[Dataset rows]
#####
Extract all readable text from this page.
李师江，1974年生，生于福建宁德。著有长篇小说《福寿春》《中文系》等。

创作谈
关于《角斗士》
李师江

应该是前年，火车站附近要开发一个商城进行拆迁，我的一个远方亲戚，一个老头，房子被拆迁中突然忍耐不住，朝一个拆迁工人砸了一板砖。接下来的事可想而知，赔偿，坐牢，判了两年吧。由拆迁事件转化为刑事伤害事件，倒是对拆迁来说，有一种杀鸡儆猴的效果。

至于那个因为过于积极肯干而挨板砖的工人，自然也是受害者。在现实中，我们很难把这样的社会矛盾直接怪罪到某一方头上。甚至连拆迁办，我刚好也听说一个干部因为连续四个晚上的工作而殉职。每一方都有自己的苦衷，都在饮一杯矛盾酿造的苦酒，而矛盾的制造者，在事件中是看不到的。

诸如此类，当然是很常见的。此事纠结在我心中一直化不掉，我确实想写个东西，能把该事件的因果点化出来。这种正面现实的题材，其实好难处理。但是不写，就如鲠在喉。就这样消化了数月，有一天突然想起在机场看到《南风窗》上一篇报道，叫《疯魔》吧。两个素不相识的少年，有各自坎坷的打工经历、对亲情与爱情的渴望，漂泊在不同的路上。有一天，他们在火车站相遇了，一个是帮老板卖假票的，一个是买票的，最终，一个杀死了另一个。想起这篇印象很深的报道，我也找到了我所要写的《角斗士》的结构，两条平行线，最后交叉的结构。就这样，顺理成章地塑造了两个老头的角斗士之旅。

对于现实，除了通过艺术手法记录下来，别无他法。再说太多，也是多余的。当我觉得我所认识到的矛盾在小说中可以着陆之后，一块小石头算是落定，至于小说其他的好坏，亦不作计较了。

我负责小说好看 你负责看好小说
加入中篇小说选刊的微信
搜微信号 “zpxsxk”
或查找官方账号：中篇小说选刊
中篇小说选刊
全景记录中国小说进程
#####
Extract every entry above as it appears.

**RESULT OF THE TASK**
Extract all readable text from this page.
李师江，1974年生，生于福建宁德。著有长篇小说《福寿春》《中文系》等。

创作谈
关于《角斗士》
李师江

应该是前年，火车站附近要开发一个商城进行拆迁，我的一个远方亲戚，一个老头，房子被拆迁中突然忍耐不住，朝一个拆迁工人砸了一板砖。接下来的事可想而知，赔偿，坐牢，判了两年吧。由拆迁事件转化为刑事伤害事件，倒是对拆迁来说，有一种杀鸡儆猴的效果。

至于那个因为过于积极肯干而挨板砖的工人，自然也是受害者。在现实中，我们很难把这样的社会矛盾直接怪罪到某一方头上。甚至连拆迁办，我刚好也听说一个干部因为连续四个晚上的工作而殉职。每一方都有自己的苦衷，都在饮一杯矛盾酿造的苦酒，而矛盾的制造者，在事件中是看不到的。

诸如此类，当然是很常见的。此事纠结在我心中一直化不掉，我确实想写个东西，能把该事件的因果点化出来。这种正面现实的题材，其实好难处理。但是不写，就如鲠在喉。就这样消化了数月，有一天突然想起在机场看到《南风窗》上一篇报道，叫《疯魔》吧。两个素不相识的少年，有各自坎坷的打工经历、对亲情与爱情的渴望，漂泊在不同的路上。有一天，他们在火车站相遇了，一个是帮老板卖假票的，一个是买票的，最终，一个杀死了另一个。想起这篇印象很深的报道，我也找到了我所要写的《角斗士》的结构，两条平行线，最后交叉的结构。就这样，顺理成章地塑造了两个老头的角斗士之旅。

对于现实，除了通过艺术手法记录下来，别无他法。再说太多，也是多余的。当我觉得我所认识到的矛盾在小说中可以着陆之后，一块小石头算是落定，至于小说其他的好坏，亦不作计较了。

我负责小说好看 你负责看好小说
加入中篇小说选刊的微信
搜微信号 “zpxsxk”
或查找官方账号：中篇小说选刊
中篇小说选刊
全景记录中国小说进程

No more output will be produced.